Return only the number of lines holding the word "Управление".

[begin Given records]

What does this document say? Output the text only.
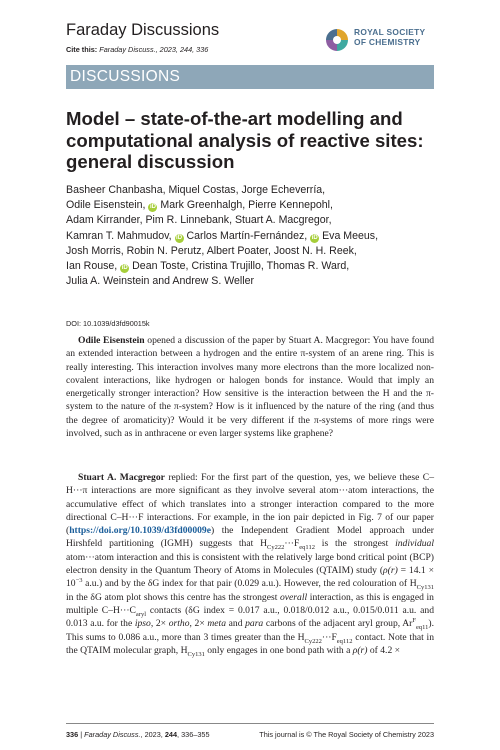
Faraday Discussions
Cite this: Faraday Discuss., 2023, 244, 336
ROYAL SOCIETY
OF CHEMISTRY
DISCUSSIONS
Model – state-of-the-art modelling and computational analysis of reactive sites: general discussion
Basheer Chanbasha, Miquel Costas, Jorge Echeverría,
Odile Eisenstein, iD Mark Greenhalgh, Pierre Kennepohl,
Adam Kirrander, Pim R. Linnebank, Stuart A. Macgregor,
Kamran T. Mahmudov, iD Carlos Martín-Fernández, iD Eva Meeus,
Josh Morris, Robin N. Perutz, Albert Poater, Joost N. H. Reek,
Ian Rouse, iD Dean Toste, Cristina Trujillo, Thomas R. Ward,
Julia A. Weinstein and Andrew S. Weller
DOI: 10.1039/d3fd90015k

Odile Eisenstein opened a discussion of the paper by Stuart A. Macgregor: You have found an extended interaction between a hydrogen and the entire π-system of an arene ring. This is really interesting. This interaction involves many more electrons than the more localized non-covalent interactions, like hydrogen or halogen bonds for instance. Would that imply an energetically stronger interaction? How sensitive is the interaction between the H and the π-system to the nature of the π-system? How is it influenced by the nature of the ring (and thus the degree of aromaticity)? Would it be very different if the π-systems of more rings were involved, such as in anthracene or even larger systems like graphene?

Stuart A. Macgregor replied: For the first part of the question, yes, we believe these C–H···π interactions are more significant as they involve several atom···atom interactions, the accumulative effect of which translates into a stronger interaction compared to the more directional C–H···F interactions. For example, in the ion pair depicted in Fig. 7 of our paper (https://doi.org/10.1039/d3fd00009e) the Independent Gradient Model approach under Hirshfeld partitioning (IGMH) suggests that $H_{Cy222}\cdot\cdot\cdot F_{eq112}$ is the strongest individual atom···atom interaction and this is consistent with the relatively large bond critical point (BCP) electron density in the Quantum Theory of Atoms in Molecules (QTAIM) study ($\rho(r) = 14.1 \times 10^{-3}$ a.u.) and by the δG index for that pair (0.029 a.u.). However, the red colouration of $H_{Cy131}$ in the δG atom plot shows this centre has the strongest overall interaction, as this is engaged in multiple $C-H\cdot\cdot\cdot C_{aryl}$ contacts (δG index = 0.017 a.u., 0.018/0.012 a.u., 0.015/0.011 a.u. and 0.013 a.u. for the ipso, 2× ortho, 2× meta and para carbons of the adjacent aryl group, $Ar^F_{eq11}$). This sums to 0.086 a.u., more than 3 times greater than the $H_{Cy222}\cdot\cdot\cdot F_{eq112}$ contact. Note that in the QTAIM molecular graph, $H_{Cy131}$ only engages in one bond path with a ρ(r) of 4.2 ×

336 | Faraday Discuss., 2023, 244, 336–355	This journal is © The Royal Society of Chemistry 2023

[end Given records]
[begin Given records]

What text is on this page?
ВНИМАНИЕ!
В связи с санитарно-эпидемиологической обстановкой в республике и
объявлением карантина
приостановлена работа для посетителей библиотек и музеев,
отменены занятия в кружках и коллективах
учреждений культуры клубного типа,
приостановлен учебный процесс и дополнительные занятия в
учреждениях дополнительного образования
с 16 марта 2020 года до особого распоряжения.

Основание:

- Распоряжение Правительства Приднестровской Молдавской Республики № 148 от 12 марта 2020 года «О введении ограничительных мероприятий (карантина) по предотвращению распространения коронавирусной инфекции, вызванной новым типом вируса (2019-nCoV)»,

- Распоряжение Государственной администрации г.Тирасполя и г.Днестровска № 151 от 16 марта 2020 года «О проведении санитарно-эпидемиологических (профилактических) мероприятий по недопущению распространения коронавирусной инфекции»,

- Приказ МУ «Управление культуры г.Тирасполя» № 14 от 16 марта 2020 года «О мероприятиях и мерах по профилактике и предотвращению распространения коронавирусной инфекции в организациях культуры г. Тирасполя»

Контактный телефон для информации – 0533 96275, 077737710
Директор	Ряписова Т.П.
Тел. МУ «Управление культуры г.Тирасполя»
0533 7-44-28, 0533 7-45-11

[end Given records]

**Expected answer:** 2